Stated problem> Copy all lines below exactly as written. Leave pictures out.

Records to process>
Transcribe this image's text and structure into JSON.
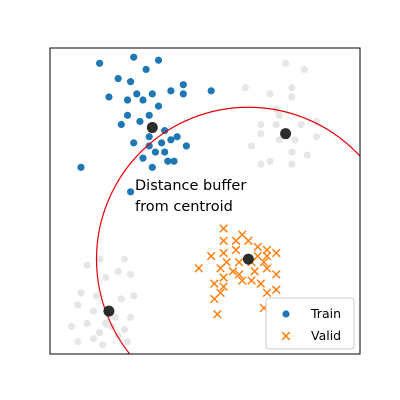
{
  "chart_data": {
    "type": "scatter",
    "xlim": [
      0,
      10
    ],
    "ylim": [
      0,
      10
    ],
    "grid": false,
    "ticks": false,
    "legend_placement": "bottom-right",
    "annotation": [
      "Distance buffer",
      "from centroid"
    ],
    "colors": {
      "train": "#1f77b4",
      "valid": "#ff7f0e",
      "background": "#c8c8c8",
      "centroid": "#222222",
      "buffer": "#e8000b"
    },
    "buffer_circle": {
      "center": [
        6.4,
        3.1
      ],
      "radius": 4.9
    },
    "centroids": [
      {
        "x": 3.3,
        "y": 7.4
      },
      {
        "x": 7.6,
        "y": 7.2
      },
      {
        "x": 6.4,
        "y": 3.1
      },
      {
        "x": 1.9,
        "y": 1.4
      }
    ],
    "series": [
      {
        "name": "Train",
        "marker": "o",
        "points": [
          [
            1.6,
            9.5
          ],
          [
            2.7,
            9.7
          ],
          [
            3.5,
            9.6
          ],
          [
            2.2,
            9.0
          ],
          [
            3.1,
            9.3
          ],
          [
            2.6,
            8.9
          ],
          [
            1.9,
            8.4
          ],
          [
            2.5,
            8.3
          ],
          [
            3.0,
            8.3
          ],
          [
            3.3,
            8.5
          ],
          [
            3.9,
            8.6
          ],
          [
            4.3,
            8.5
          ],
          [
            4.3,
            8.8
          ],
          [
            5.2,
            8.6
          ],
          [
            2.8,
            8.5
          ],
          [
            3.5,
            8.1
          ],
          [
            3.2,
            7.8
          ],
          [
            2.5,
            7.8
          ],
          [
            2.3,
            7.5
          ],
          [
            3.7,
            7.3
          ],
          [
            4.1,
            7.1
          ],
          [
            2.7,
            6.9
          ],
          [
            3.2,
            6.8
          ],
          [
            3.6,
            6.9
          ],
          [
            4.4,
            6.8
          ],
          [
            3.4,
            6.6
          ],
          [
            3.0,
            6.4
          ],
          [
            3.7,
            6.6
          ],
          [
            3.8,
            6.3
          ],
          [
            4.0,
            6.3
          ],
          [
            3.3,
            6.1
          ],
          [
            1.0,
            6.1
          ],
          [
            2.6,
            5.3
          ],
          [
            3.2,
            7.1
          ],
          [
            3.9,
            7.0
          ],
          [
            2.9,
            7.6
          ]
        ]
      },
      {
        "name": "Valid",
        "marker": "x",
        "points": [
          [
            5.6,
            4.1
          ],
          [
            5.6,
            3.7
          ],
          [
            6.0,
            3.7
          ],
          [
            6.4,
            3.7
          ],
          [
            6.7,
            3.5
          ],
          [
            7.0,
            3.4
          ],
          [
            7.3,
            3.3
          ],
          [
            5.2,
            3.2
          ],
          [
            5.6,
            3.3
          ],
          [
            6.0,
            3.4
          ],
          [
            5.7,
            3.0
          ],
          [
            6.1,
            3.0
          ],
          [
            6.7,
            3.2
          ],
          [
            7.0,
            3.2
          ],
          [
            6.9,
            3.0
          ],
          [
            5.5,
            2.8
          ],
          [
            5.9,
            2.7
          ],
          [
            6.6,
            2.7
          ],
          [
            7.0,
            2.8
          ],
          [
            7.3,
            2.6
          ],
          [
            4.8,
            2.8
          ],
          [
            5.6,
            2.5
          ],
          [
            6.2,
            2.4
          ],
          [
            6.5,
            2.4
          ],
          [
            6.8,
            2.3
          ],
          [
            7.3,
            2.1
          ],
          [
            5.3,
            2.3
          ],
          [
            5.6,
            2.2
          ],
          [
            5.5,
            2.0
          ],
          [
            5.3,
            1.8
          ],
          [
            7.0,
            2.0
          ],
          [
            5.4,
            1.3
          ],
          [
            6.9,
            1.5
          ],
          [
            6.1,
            2.6
          ],
          [
            6.2,
            3.9
          ],
          [
            6.5,
            3.0
          ]
        ]
      },
      {
        "marker": "o",
        "points": [
          [
            6.3,
            8.7
          ],
          [
            7.1,
            8.5
          ],
          [
            7.8,
            8.4
          ],
          [
            7.8,
            8.7
          ],
          [
            7.4,
            7.8
          ],
          [
            6.8,
            7.5
          ],
          [
            7.3,
            7.5
          ],
          [
            8.1,
            7.5
          ],
          [
            8.6,
            7.6
          ],
          [
            6.8,
            7.2
          ],
          [
            7.4,
            7.0
          ],
          [
            7.9,
            7.0
          ],
          [
            8.6,
            7.1
          ],
          [
            6.5,
            6.8
          ],
          [
            7.8,
            6.6
          ],
          [
            8.3,
            6.5
          ],
          [
            7.1,
            6.3
          ],
          [
            6.8,
            6.2
          ],
          [
            7.8,
            6.2
          ],
          [
            7.3,
            8.0
          ],
          [
            8.2,
            9.3
          ],
          [
            7.6,
            9.5
          ],
          [
            1.6,
            3.1
          ],
          [
            1.2,
            2.9
          ],
          [
            2.4,
            3.1
          ],
          [
            2.2,
            2.7
          ],
          [
            1.8,
            2.5
          ],
          [
            2.6,
            2.6
          ],
          [
            1.0,
            2.0
          ],
          [
            1.5,
            1.9
          ],
          [
            2.3,
            1.8
          ],
          [
            2.7,
            1.9
          ],
          [
            0.9,
            1.6
          ],
          [
            1.4,
            1.4
          ],
          [
            2.1,
            1.2
          ],
          [
            2.6,
            1.2
          ],
          [
            1.2,
            1.0
          ],
          [
            1.8,
            1.0
          ],
          [
            2.0,
            0.9
          ],
          [
            2.4,
            0.8
          ],
          [
            1.6,
            0.7
          ],
          [
            2.2,
            0.6
          ],
          [
            1.4,
            0.5
          ],
          [
            0.7,
            0.9
          ],
          [
            0.9,
            0.4
          ],
          [
            1.7,
            0.3
          ],
          [
            2.5,
            0.4
          ]
        ]
      }
    ]
  }
}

Solution to this exercise>
Transcribe this image's text and structure into JSON.
{
  "chart_data": {
    "type": "scatter",
    "xlim": [
      0,
      10
    ],
    "ylim": [
      0,
      10
    ],
    "grid": false,
    "ticks": false,
    "legend_placement": "bottom-right",
    "annotation": [
      "Distance buffer",
      "from centroid"
    ],
    "colors": {
      "train": "#1f77b4",
      "valid": "#ff7f0e",
      "background": "#c8c8c8",
      "centroid": "#222222",
      "buffer": "#e8000b"
    },
    "buffer_circle": {
      "center": [
        6.4,
        3.1
      ],
      "radius": 4.9
    },
    "centroids": [
      {
        "x": 3.3,
        "y": 7.4
      },
      {
        "x": 7.6,
        "y": 7.2
      },
      {
        "x": 6.4,
        "y": 3.1
      },
      {
        "x": 1.9,
        "y": 1.4
      }
    ],
    "series": [
      {
        "name": "Train",
        "marker": "o",
        "points": [
          [
            1.6,
            9.5
          ],
          [
            2.7,
            9.7
          ],
          [
            3.5,
            9.6
          ],
          [
            2.2,
            9.0
          ],
          [
            3.1,
            9.3
          ],
          [
            2.6,
            8.9
          ],
          [
            1.9,
            8.4
          ],
          [
            2.5,
            8.3
          ],
          [
            3.0,
            8.3
          ],
          [
            3.3,
            8.5
          ],
          [
            3.9,
            8.6
          ],
          [
            4.3,
            8.5
          ],
          [
            4.3,
            8.8
          ],
          [
            5.2,
            8.6
          ],
          [
            2.8,
            8.5
          ],
          [
            3.5,
            8.1
          ],
          [
            3.2,
            7.8
          ],
          [
            2.5,
            7.8
          ],
          [
            2.3,
            7.5
          ],
          [
            3.7,
            7.3
          ],
          [
            4.1,
            7.1
          ],
          [
            2.7,
            6.9
          ],
          [
            3.2,
            6.8
          ],
          [
            3.6,
            6.9
          ],
          [
            4.4,
            6.8
          ],
          [
            3.4,
            6.6
          ],
          [
            3.0,
            6.4
          ],
          [
            3.7,
            6.6
          ],
          [
            3.8,
            6.3
          ],
          [
            4.0,
            6.3
          ],
          [
            3.3,
            6.1
          ],
          [
            1.0,
            6.1
          ],
          [
            2.6,
            5.3
          ],
          [
            3.2,
            7.1
          ],
          [
            3.9,
            7.0
          ],
          [
            2.9,
            7.6
          ]
        ]
      },
      {
        "name": "Valid",
        "marker": "x",
        "points": [
          [
            5.6,
            4.1
          ],
          [
            5.6,
            3.7
          ],
          [
            6.0,
            3.7
          ],
          [
            6.4,
            3.7
          ],
          [
            6.7,
            3.5
          ],
          [
            7.0,
            3.4
          ],
          [
            7.3,
            3.3
          ],
          [
            5.2,
            3.2
          ],
          [
            5.6,
            3.3
          ],
          [
            6.0,
            3.4
          ],
          [
            5.7,
            3.0
          ],
          [
            6.1,
            3.0
          ],
          [
            6.7,
            3.2
          ],
          [
            7.0,
            3.2
          ],
          [
            6.9,
            3.0
          ],
          [
            5.5,
            2.8
          ],
          [
            5.9,
            2.7
          ],
          [
            6.6,
            2.7
          ],
          [
            7.0,
            2.8
          ],
          [
            7.3,
            2.6
          ],
          [
            4.8,
            2.8
          ],
          [
            5.6,
            2.5
          ],
          [
            6.2,
            2.4
          ],
          [
            6.5,
            2.4
          ],
          [
            6.8,
            2.3
          ],
          [
            7.3,
            2.1
          ],
          [
            5.3,
            2.3
          ],
          [
            5.6,
            2.2
          ],
          [
            5.5,
            2.0
          ],
          [
            5.3,
            1.8
          ],
          [
            7.0,
            2.0
          ],
          [
            5.4,
            1.3
          ],
          [
            6.9,
            1.5
          ],
          [
            6.1,
            2.6
          ],
          [
            6.2,
            3.9
          ],
          [
            6.5,
            3.0
          ]
        ]
      },
      {
        "marker": "o",
        "points": [
          [
            6.3,
            8.7
          ],
          [
            7.1,
            8.5
          ],
          [
            7.8,
            8.4
          ],
          [
            7.8,
            8.7
          ],
          [
            7.4,
            7.8
          ],
          [
            6.8,
            7.5
          ],
          [
            7.3,
            7.5
          ],
          [
            8.1,
            7.5
          ],
          [
            8.6,
            7.6
          ],
          [
            6.8,
            7.2
          ],
          [
            7.4,
            7.0
          ],
          [
            7.9,
            7.0
          ],
          [
            8.6,
            7.1
          ],
          [
            6.5,
            6.8
          ],
          [
            7.8,
            6.6
          ],
          [
            8.3,
            6.5
          ],
          [
            7.1,
            6.3
          ],
          [
            6.8,
            6.2
          ],
          [
            7.8,
            6.2
          ],
          [
            7.3,
            8.0
          ],
          [
            8.2,
            9.3
          ],
          [
            7.6,
            9.5
          ],
          [
            1.6,
            3.1
          ],
          [
            1.2,
            2.9
          ],
          [
            2.4,
            3.1
          ],
          [
            2.2,
            2.7
          ],
          [
            1.8,
            2.5
          ],
          [
            2.6,
            2.6
          ],
          [
            1.0,
            2.0
          ],
          [
            1.5,
            1.9
          ],
          [
            2.3,
            1.8
          ],
          [
            2.7,
            1.9
          ],
          [
            0.9,
            1.6
          ],
          [
            1.4,
            1.4
          ],
          [
            2.1,
            1.2
          ],
          [
            2.6,
            1.2
          ],
          [
            1.2,
            1.0
          ],
          [
            1.8,
            1.0
          ],
          [
            2.0,
            0.9
          ],
          [
            2.4,
            0.8
          ],
          [
            1.6,
            0.7
          ],
          [
            2.2,
            0.6
          ],
          [
            1.4,
            0.5
          ],
          [
            0.7,
            0.9
          ],
          [
            0.9,
            0.4
          ],
          [
            1.7,
            0.3
          ],
          [
            2.5,
            0.4
          ]
        ]
      }
    ]
  }
}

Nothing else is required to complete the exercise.